(Saved entries)
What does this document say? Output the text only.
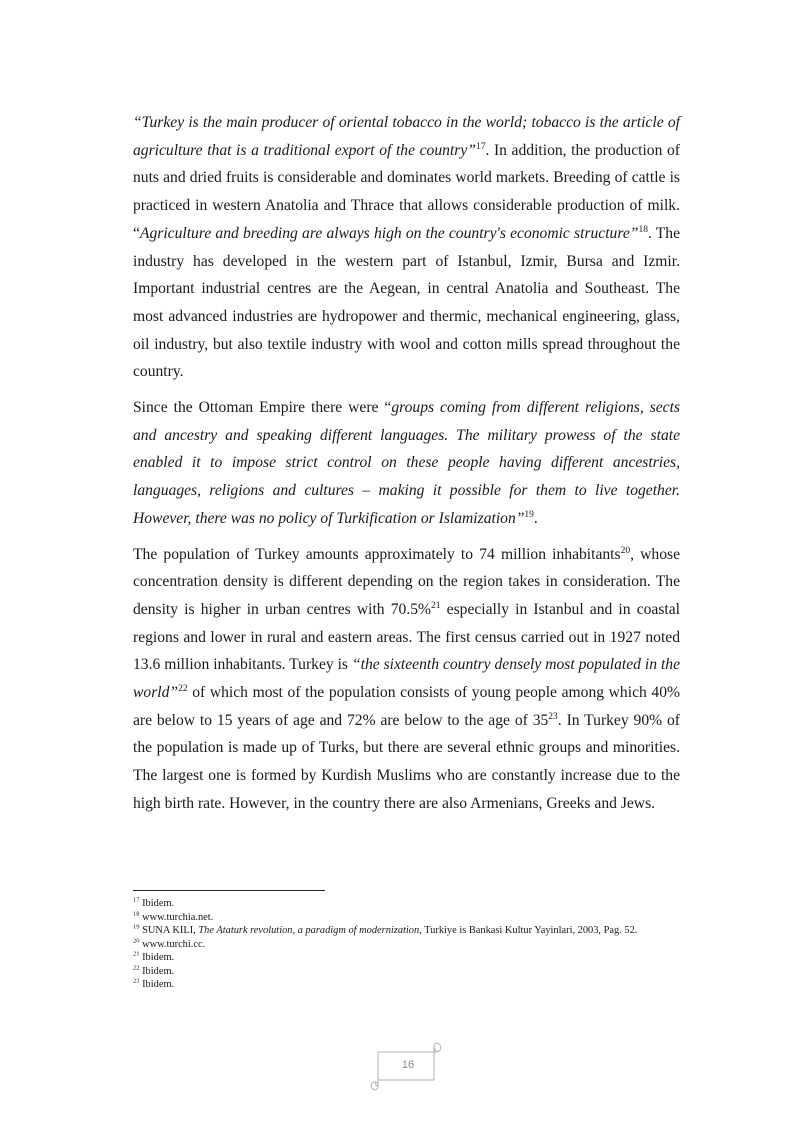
“Turkey is the main producer of oriental tobacco in the world; tobacco is the article of agriculture that is a traditional export of the country”$^{17}$. In addition, the production of nuts and dried fruits is considerable and dominates world markets. Breeding of cattle is practiced in western Anatolia and Thrace that allows considerable production of milk. “Agriculture and breeding are always high on the country's economic structure”$^{18}$. The industry has developed in the western part of Istanbul, Izmir, Bursa and Izmir. Important industrial centres are the Aegean, in central Anatolia and Southeast. The most advanced industries are hydropower and thermic, mechanical engineering, glass, oil industry, but also textile industry with wool and cotton mills spread throughout the country.

Since the Ottoman Empire there were “groups coming from different religions, sects and ancestry and speaking different languages. The military prowess of the state enabled it to impose strict control on these people having different ancestries, languages, religions and cultures – making it possible for them to live together. However, there was no policy of Turkification or Islamization”$^{19}$.

The population of Turkey amounts approximately to 74 million inhabitants$^{20}$, whose concentration density is different depending on the region takes in consideration. The density is higher in urban centres with 70.5%$^{21}$ especially in Istanbul and in coastal regions and lower in rural and eastern areas. The first census carried out in 1927 noted 13.6 million inhabitants. Turkey is “the sixteenth country densely most populated in the world”$^{22}$ of which most of the population consists of young people among which 40% are below to 15 years of age and 72% are below to the age of $35^{23}$. In Turkey 90% of the population is made up of Turks, but there are several ethnic groups and minorities. The largest one is formed by Kurdish Muslims who are constantly increase due to the high birth rate. However, in the country there are also Armenians, Greeks and Jews.

$^{17}$ Ibidem.

$^{18}$ www.turchia.net.

$^{19}$ SUNA KILI, The Ataturk revolution, a paradigm of modernization, Turkiye is Bankasi Kultur Yayinlari, 2003, Pag. 52.

$^{20}$ www.turchi.cc.

$^{21}$ Ibidem.

$^{22}$ Ibidem.

$^{23}$ Ibidem.

16
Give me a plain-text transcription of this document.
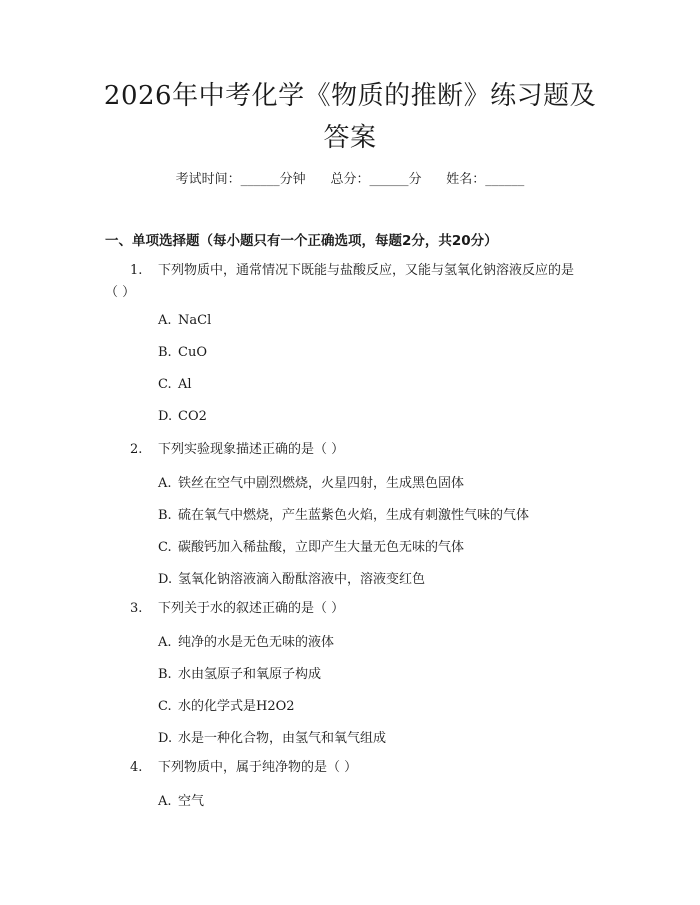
2026年中考化学《物质的推断》练习题及答案
考试时间：______分钟 总分：______分 姓名：______
一、单项选择题（每小题只有一个正确选项，每题2分，共20分）
1. 下列物质中，通常情况下既能与盐酸反应，又能与氢氧化钠溶液反应的是
（ ）
A. NaCl
B. CuO
C. Al
D. CO2
2. 下列实验现象描述正确的是（ ）
A. 铁丝在空气中剧烈燃烧，火星四射，生成黑色固体
B. 硫在氧气中燃烧，产生蓝紫色火焰，生成有刺激性气味的气体
C. 碳酸钙加入稀盐酸，立即产生大量无色无味的气体
D. 氢氧化钠溶液滴入酚酞溶液中，溶液变红色
3. 下列关于水的叙述正确的是（ ）
A. 纯净的水是无色无味的液体
B. 水由氢原子和氧原子构成
C. 水的化学式是H2O2
D. 水是一种化合物，由氢气和氧气组成
4. 下列物质中，属于纯净物的是（ ）
A. 空气
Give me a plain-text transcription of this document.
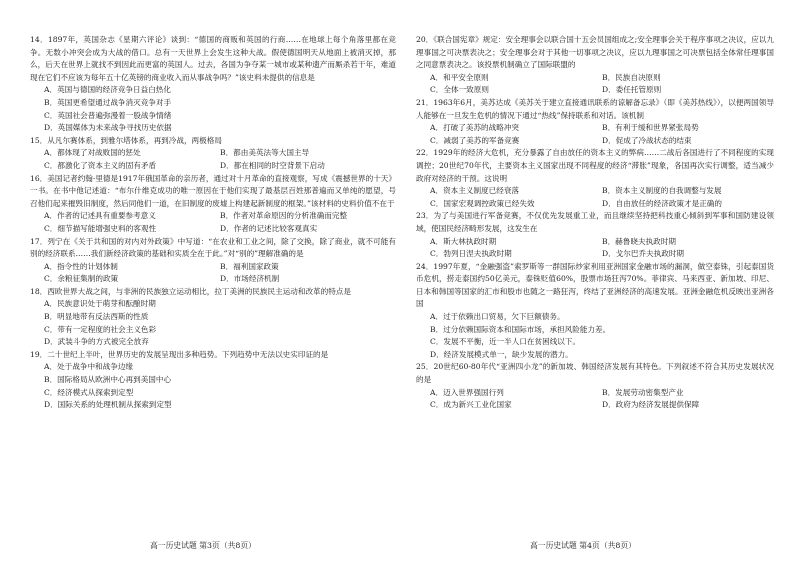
14．1897年，英国杂志《星期六评论》谈到：“德国的商贩和英国的行商……在地球上每个角落里都在竞争。无数小冲突会成为大战的借口。总有一天世界上会发生这种大战。假使德国明天从地面上被消灭掉，那么，后天在世界上就找不到因此而更富的英国人。过去，各国为争夺某一城市或某种遗产而厮杀若干年，难道现在它们不应该为每年五十亿英镑的商业收入而从事战争吗？”该史料未提供的信息是

A．英国与德国的经济竞争日益白热化

B．英国更希望通过战争消灭竞争对手

C．英国社会普遍弥漫着一股战争情绪

D．英国媒体为未来战争寻找历史依据

15．从凡尔赛体系，到雅尔塔体系，再到冷战，两极格局

A．都体现了对战败国的惩处	B．都由美英法等大国主导
C．都激化了资本主义的固有矛盾	D．都在相同的时空背景下启动

16．美国记者约翰·里德是1917年俄国革命的亲历者，通过对十月革命的直接观察，写成《震撼世界的十天》一书。在书中他记述道：“布尔什维克成功的唯一原因在于他们实现了最基层百姓那普遍而又单纯的愿望，号召他们起来摧毁旧制度，然后同他们一道，在旧制度的废墟上构建起新制度的框架。”该材料的史料价值不在于

A．作者的记述具有重要参考意义	B．作者对革命原因的分析准确而完整
C．细节描写能增强史料的客观性	D．作者的记述比较客观真实

17．列宁在《关于共和国的对内对外政策》中写道：“在农业和工业之间，除了交换，除了商业，就不可能有别的经济联系……我们新经济政策的基础和实质全在于此。”对“别的”理解准确的是

A．指令性的计划体制	B．福利国家政策
C．余粮征集制的政策	D．市场经济机制

18．西欧世界大战之间，与非洲的民族独立运动相比，拉丁美洲的民族民主运动和改革的特点是

A．民族意识处于萌芽和酝酿时期

B．明显地带有反法西斯的性质

C．带有一定程度的社会主义色彩

D．武装斗争的方式被完全放弃

19．二十世纪上半叶，世界历史的发展呈现出多种趋势。下列趋势中无法以史实印证的是

A．处于战争中和战争边缘

B．国际格局从欧洲中心再到美国中心

C．经济模式从探索到定型

D．国际关系的处理机制从探索到定型

20．《联合国宪章》规定：安全理事会以联合国十五会员国组成之;安全理事会关于程序事项之决议，应以九理事国之可决票表决之；安全理事会对于其他一切事项之决议，应以九理事国之可决票包括全体常任理事国之同意票表决之。该投票机制确立了国际联盟的

A．和平安全原则	B．民族自决原则
C．全体一致原则	D．委任托管原则

21．1963年6月，美苏达成《美苏关于建立直接通讯联系的谅解备忘录》（即《美苏热线》），以便两国领导人能够在一旦发生危机的情况下通过“热线”保持联系和对话。该机制

A．打破了美苏的战略冲突	B．有利于缓和世界紧张局势
C．减弱了美苏的军备竞赛	D．促成了冷战状态的结束

22．1929年的经济大危机，充分暴露了自由放任的资本主义的弊病……二战后各国进行了不同程度的实现调控；20世纪70年代，主要资本主义国家出现不同程度的经济“滞胀”现象，各国再次实行调整，适当减少政府对经济的干预。这说明

A．资本主义制度已经衰落	B．资本主义制度的自我调整与发展
C．国家宏观调控政策已经失效	D．自由放任的经济政策才是正确的

23．为了与美国进行军备竞赛，不仅优先发展重工业，而且继续坚持把科技重心倾斜到军事和国防建设领域，使国民经济畸形发展，这发生在

A．斯大林执政时期	B．赫鲁晓夫执政时期
C．勃列日涅夫执政时期	D．戈尔巴乔夫执政时期

24．1997年夏，“金融强盗”索罗斯等一群国际炒家利用亚洲国家金融市场的漏洞，做空泰铢，引起泰国货币危机，捞走泰国约50亿美元，泰铢贬值60%，股票市场狂泻70%。菲律宾、马来西亚、新加坡、印尼、日本和韩国等国家的汇市和股市也随之一路狂泻，终结了亚洲经济的高速发展。亚洲金融危机反映出亚洲各国

A．过于依赖出口贸易，欠下巨额债务。

B．过分依赖国际资本和国际市场，承担风险能力差。

C．发展不平衡，近一半人口在贫困线以下。

D．经济发展模式单一，缺少发展的潜力。

25．20世纪60-80年代“亚洲四小龙”的新加坡、韩国经济发展有其特色。下列叙述不符合其历史发展状况的是

A．迈入世界强国行列	B．发展劳动密集型产业
C．成为新兴工业化国家	D．政府为经济发展提供保障
高一历史试题 第3页（共8页）	高一历史试题 第4页（共8页）
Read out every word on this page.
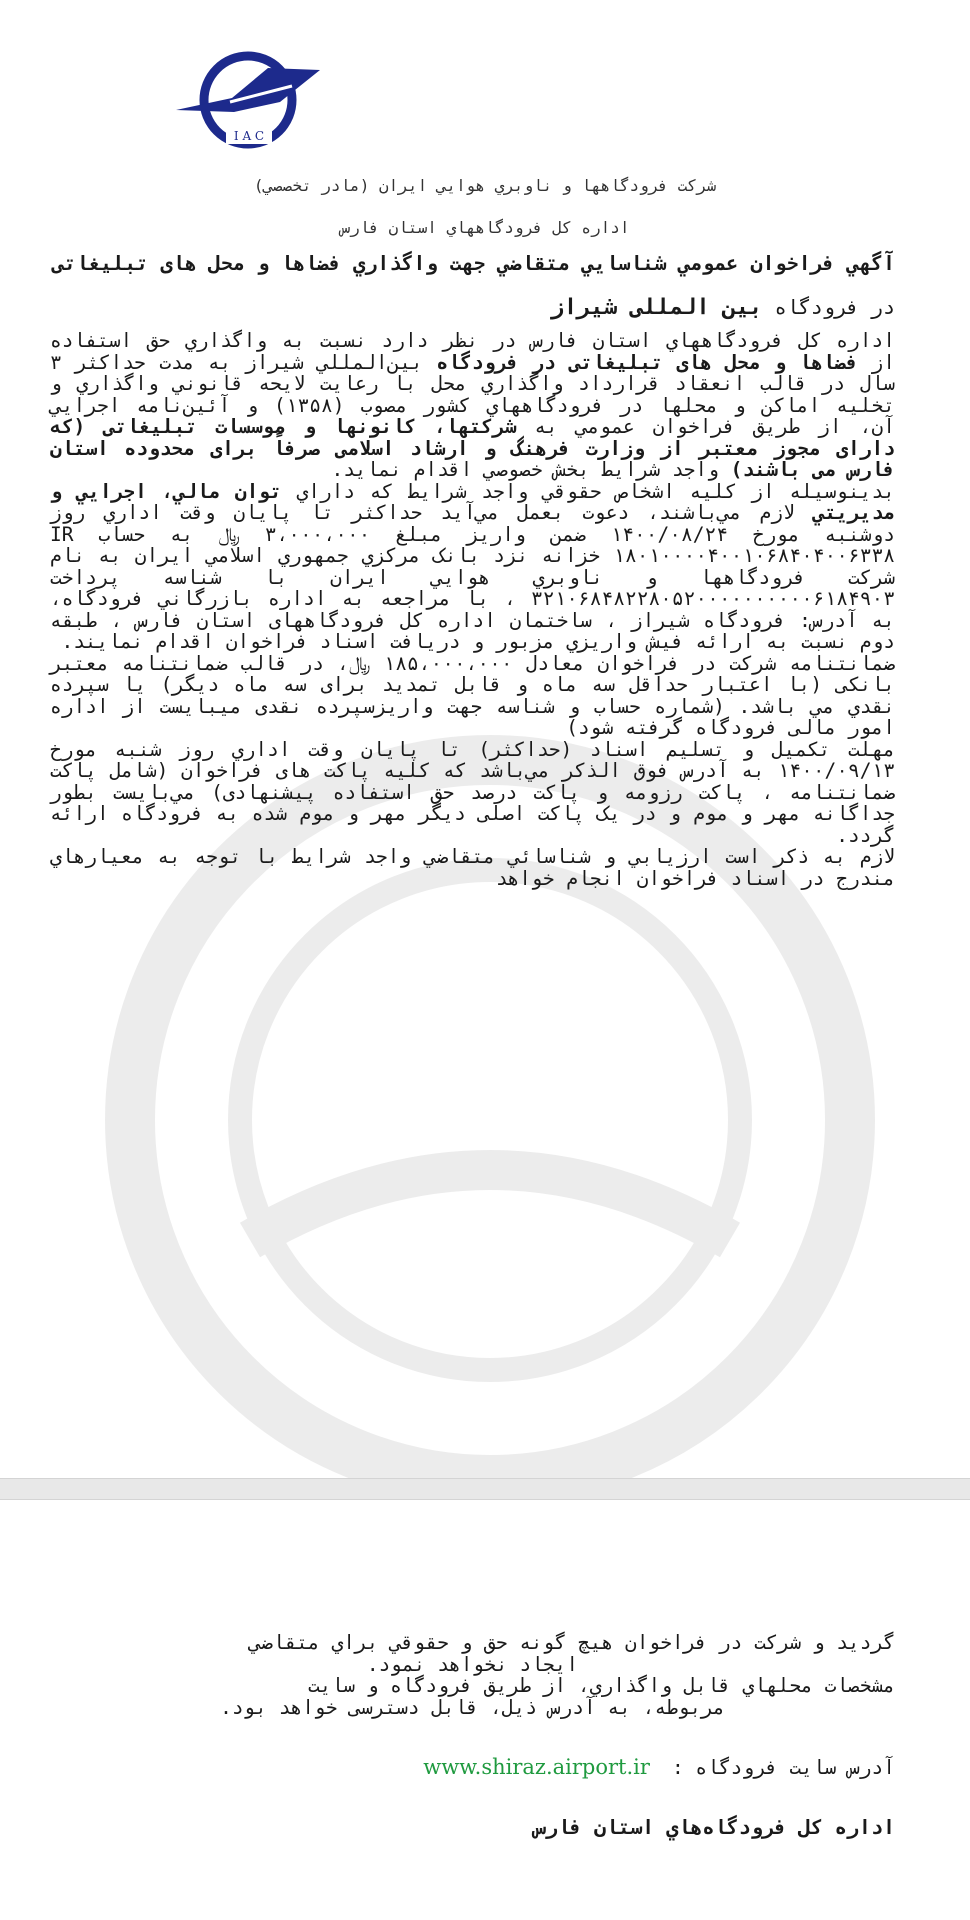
I A C
شرکت فرودگاهها و ناوبري هوايي ايران (مادر تخصصي)
اداره کل فرودگاههاي استان فارس
آگهي فراخوان عمومي شناسايي متقاضي جهت واگذاري فضاها و محل های تبلیغاتی
در فرودگاه بین المللی شیراز

اداره کل فرودگاههاي استان فارس در نظر دارد نسبت به واگذاري حق استفاده از فضاها و محل های تبلیغاتی در فرودگاه بین‌المللي شيراز به مدت حداکثر ۳ سال در قالب انعقاد قرارداد واگذاري محل با رعايت لايحه قانوني واگذاري و تخليه اماکن و محلها در فرودگاههاي کشور مصوب (۱۳۵۸) و آئين‌نامه اجرايي آن، از طريق فراخوان عمومي به شرکتها، کانونها و موسسات تبلیغاتی (که دارای مجوز معتبر از وزارت فرهنگ و ارشاد اسلامی صرفاً برای محدوده استان فارس می باشند) واجد شرايط بخش خصوصي اقدام نمايد.

بدينوسيله از کليه اشخاص حقوقي واجد شرايط که داراي توان مالي، اجرايي و مديريتي لازم مي‌باشند، دعوت بعمل مي‌آيد حداکثر تا پايان وقت اداري روز دوشنبه مورخ ۱۴۰۰/۰۸/۲۴ ضمن واريز مبلغ ۳،۰۰۰،۰۰۰ ﷼ به حساب IR ۱۸۰۱۰۰۰۰۴۰۰۱۰۶۸۴۰۴۰۰۶۳۳۸ خزانه نزد بانک مرکزي جمهوري اسلامي ايران به نام شرکت فرودگاهها و ناوبري هوايي ايران با شناسه پرداخت ۳۲۱۰۶۸۴۸۲۲۸۰۵۲۰۰۰۰۰۰۰۰۰۰۶۱۸۴۹۰۳ ، با مراجعه به اداره بازرگاني فرودگاه، به آدرس: فرودگاه شيراز ، ساختمان اداره کل فرودگاههای استان فارس ، طبقه دوم نسبت به ارائه فيش واريزي مزبور و دريافت اسناد فراخوان اقدام نمايند.

ضمانتنامه شرکت در فراخوان معادل ۱۸۵،۰۰۰،۰۰۰ ﷼، در قالب ضمانتنامه معتبر بانکی (با اعتبار حداقل سه ماه و قابل تمديد براى سه ماه ديگر) يا سپرده نقدي مي باشد. (شماره حساب و شناسه جهت واريزسپرده نقدی ميبايست از اداره امور مالی فرودگاه گرفته شود)

مهلت تکميل و تسليم اسناد (حداکثر) تا پايان وقت اداري روز شنبه مورخ ۱۴۰۰/۰۹/۱۳ به آدرس فوق الذکر مي‌باشد که کليه پاکت های فراخوان (شامل پاکت ضمانتنامه ، پاکت رزومه و پاکت درصد حق استفاده پيشنهادی) مي‌بايست بطور جداگانه مهر و موم و در يک پاکت اصلی ديگر مهر و موم شده به فرودگاه ارائه گردد.

لازم به ذکر است ارزيابي و شناسائي متقاضي واجد شرايط با توجه به معيارهاي مندرج در اسناد فراخوان انجام خواهد

گرديد و شرکت در فراخوان هيچ گونه حق و حقوقي براي متقاضي

ايجاد نخواهد نمود.

مشخصات محلهاي قابل واگذاري، از طريق فرودگاه و سايت

مربوطه، به آدرس ذيل، قابل دسترسی خواهد بود.

آدرس سايت فرودگاه :www.shiraz.airport.ir
اداره کل فرودگاه‌هاي استان فارس
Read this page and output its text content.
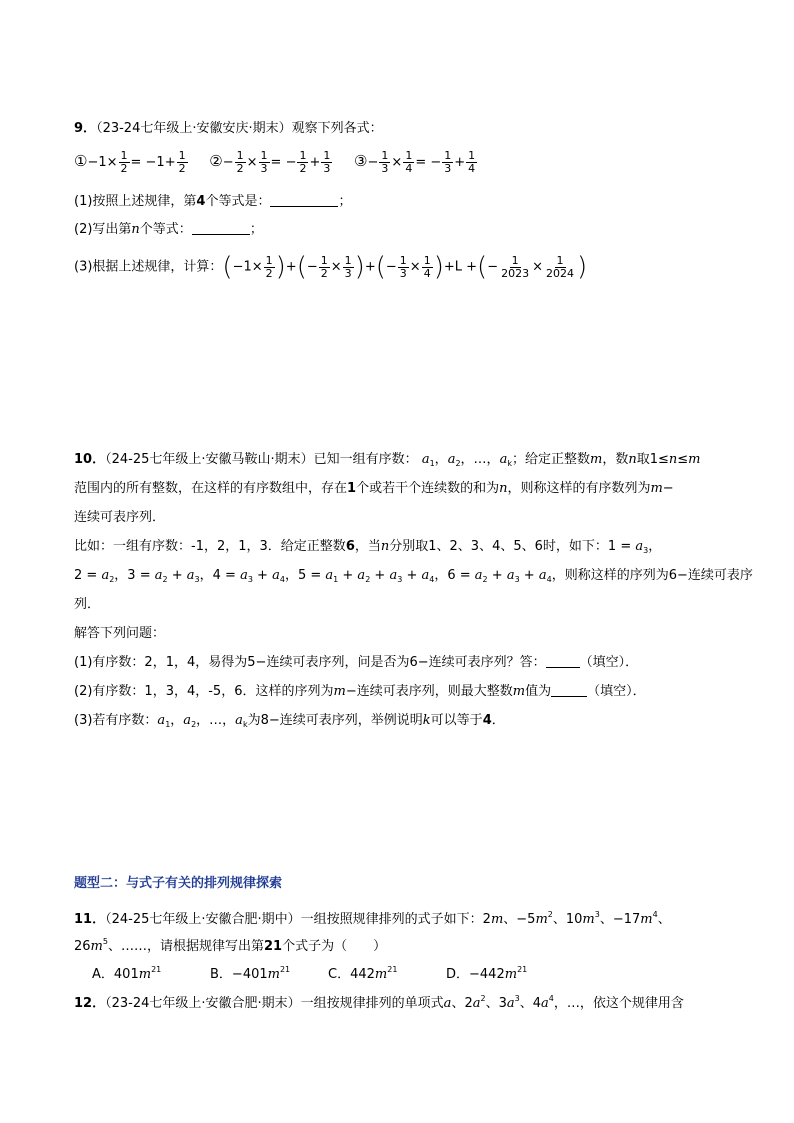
9．（23-24七年级上·安徽安庆·期末）观察下列各式：
①−1× $\frac{1}{2} = -1+ \frac{1}{2}$ ②− $\frac{1}{2} \times \frac{1}{3}$ = − $\frac{1}{2} + \frac{1}{3}$ ③− $\frac{1}{3} \times \frac{1}{4}$ = − $\frac{1}{3} + \frac{1}{4}$
(1)按照上述规律，第4个等式是：	；
(2)写出第n个等式：	；
(3)根据上述规律，计算：($-1\times \frac{1}{2}$ )+(− $\frac{1}{2} \times \frac{1}{3}$ )+(− $\frac{1}{3} \times \frac{1}{4} )+L$ +(− $\frac{1}{2023} \times \frac{1}{2024}$ )
10．（24-25七年级上·安徽马鞍山·期末）已知一组有序数： $a_1$，$a_2$，…，$a_k$；给定正整数m，数n取1≤n≤m
范围内的所有整数，在这样的有序数组中，存在1个或若干个连续数的和为n，则称这样的有序数列为m−
连续可表序列．
比如：一组有序数：-1，2，1，3．给定正整数6，当n分别取1、2、3、4、5、6时，如下：$1 = a_3$，
$2 = a_2$，$3 = a_2 + a_3$，$4 = a_3 + a_4$，$5 = a_1 + a_2 + a_3 + a_4$，$6 = a_2 + a_3 + a_4$，则称这样的序列为6−连续可表序
列．
解答下列问题：
(1)有序数：2，1，4，易得为5−连续可表序列，问是否为6−连续可表序列？答：	（填空）．
(2)有序数：1，3，4，-5，6．这样的序列为m−连续可表序列，则最大整数m值为	（填空）．
(3)若有序数：$a_1$，$a_2$，…，$a_k$为8−连续可表序列，举例说明k可以等于4．
题型二：与式子有关的排列规律探索
11．（24-25七年级上·安徽合肥·期中）一组按照规律排列的式子如下：2m、$-5m^2$、$10m^3$、$-17m^4$、
$26m^5$、……，请根据规律写出第21个式子为（　　）
A．$401m^{21}$	B．$-401m^{21}$	C．$442m^{21}$	D．$-442m^{21}$
12．（23-24七年级上·安徽合肥·期末）一组按规律排列的单项式a、$2a^2$、$3a^3$、$4a^4$，…，依这个规律用含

TASK TO CARRY OUT:
In the data above, how many lines contain the string "Ibidem"? Answer with the number only.

FINISHED ANSWER:
4